▸ **Selected passage**:

########################################

The comics industry was built on Lee’s principle of providing entertainment and escapism, but ideologues have complicated what is a very simple product. Few people connect with political commentary as a form of entertainment, which is only really appreciated by the already-converted. As apologists for the status quo inevitably note, comic books have historically portrayed political themes, but as Critzer noted, modern writers are employing rhetoric rather than telling stories: “Marvel isn’t recontextualising any of the issues of today—instead they’re just thinly transferring them over into the Marvel Universe … that’s not storytelling, that’s allegory.”

As a result, many consumers have simply walked away from the hobby. While sales to consumers are not calculated, the frequent reports of specialty retail outlets closing down indicates an industry in free fall. One of the reasons sales to consumers is not calculated is because it doesn’t really matter. While most magazine distribution deals include the provision for returnability—where the retailer is effectively able to get a refund from the publisher for unsold product—comic book retailers are stuck with the risk of holding low-quality stock. The publishers, who only need to sell products to the retail outlets, have adopted increasingly predatory practices to sustain revenues. Rebooting series (issues with #1 on the cover often have a higher cover price) and special “variant” covers for collectors leave retailers with misleading information about how much demand there actually is for a title and inevitably leads to shelves remaining filled with stock that has no long-term value as back issues.

Richard C. Meyer emerged in the context of this decline. His YouTube commentary on the comics medium quickly developed a following for highlighting the industry’s myriad issues. His channel name, “Diversity & Comics”, referred to the prioritisation of progressive identity politics in modern comics, which stand in stark contrast to the organic diversity which previously had been a feature of the industry since the 1970s, when the industry promoted and appointed people on the basis of merit and always regarded enjoyable stories as the primary objective.

In 2018, Meyer and other critics were told to put or shut up. They did. With resounding success. Utilising YouTube as a promotional tool Meyer, disaffected professionals, and amateurs as a part of the “comicsgate” movement raised approximately AU$3 million in preorders on the crowdfunding website Indiegogo over the span of a few months.

Meyer’s Jawbreakers book raised about A$560,000, while Ethan van Sciver’s Cyberfrog: Bloodhoney raised just over A$1 million, making it the most successful crowdfunded comic book of all time. Industry professionals Mitch Breitweiser, Doug Tennapel, Jon Malin and Mike S. Miller collectively raised nearly A$850,000 for their books.

The comicsgate movement is unique among backlash movements in creative industries. Too often the response to left-wing political correctness is to commit to producing content from an opposite ideological viewpoint. This may be marginally successful. For instance, a musician may find considerable success in Christian music or Christian films, but that content will have no impact outside of committed Christians. Instead, comicsgate has a simple platform: prioritise quality, treat customers with respect, and leave politics at the door.

Superhero fiction is not likely to go away anytime soon. As Travis Smith notes in Superhero Ethics, the ongoing appeal of superhero stories:

…indicates that some appreciation remains within us for the kinds of lessons that they tend to communicate. There is something about their ethical appeal that is ineradicable despite prevailing tendencies within the broader culture to denigrate or dismiss ethical imperatives.

The enthusiasm for the message of comicsgate should give observers hope that in an industry in decline, some part of it will be preserved to provide escapist entertainment and possibly make a positive contribution to modern western mythology.

########################################

▸ **Records supplied**:
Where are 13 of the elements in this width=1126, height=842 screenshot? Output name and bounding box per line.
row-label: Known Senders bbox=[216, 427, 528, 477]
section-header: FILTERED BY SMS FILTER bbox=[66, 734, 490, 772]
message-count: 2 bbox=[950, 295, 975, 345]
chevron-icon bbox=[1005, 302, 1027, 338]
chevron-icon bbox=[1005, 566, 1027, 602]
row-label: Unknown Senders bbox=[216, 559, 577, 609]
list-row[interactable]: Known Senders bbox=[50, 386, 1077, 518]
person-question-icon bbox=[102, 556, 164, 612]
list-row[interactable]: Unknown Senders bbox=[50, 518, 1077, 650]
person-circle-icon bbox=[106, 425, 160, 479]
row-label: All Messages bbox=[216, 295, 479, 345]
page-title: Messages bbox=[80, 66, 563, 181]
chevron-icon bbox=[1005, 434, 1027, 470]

########################################

▸ **Problems to work on**:
1. Answer these questions about the passage on the comics industry.
(a) What was the name of Richard C. Meyer's YouTube channel?
(b) On which crowdfunding website did the comicsgate movement raise its preorders?
(c) Which book does the passage call the most successful crowdfunded comic book of all time?
2. Retype the stretch of the passage on the comics industry from "Superhero fiction is" through "modern western mythology.", keeping every word and punctuation mark unchanged.

▸ **Answer list**:
1.
(a) Diversity & Comics
(b) Indiegogo
(c) Ethan van Sciver's Cyberfrog: Bloodhoney

2.
Superhero fiction is not likely to go away anytime soon. As Travis Smith notes in Superhero Ethics, the ongoing appeal of superhero stories:

…indicates that some appreciation remains within us for the kinds of lessons that they tend to communicate. There is something about their ethical appeal that is ineradicable despite prevailing tendencies within the broader culture to denigrate or dismiss ethical imperatives.

The enthusiasm for the message of comicsgate should give observers hope that in an industry in decline, some part of it will be preserved to provide escapist entertainment and possibly make a positive contribution to modern western mythology.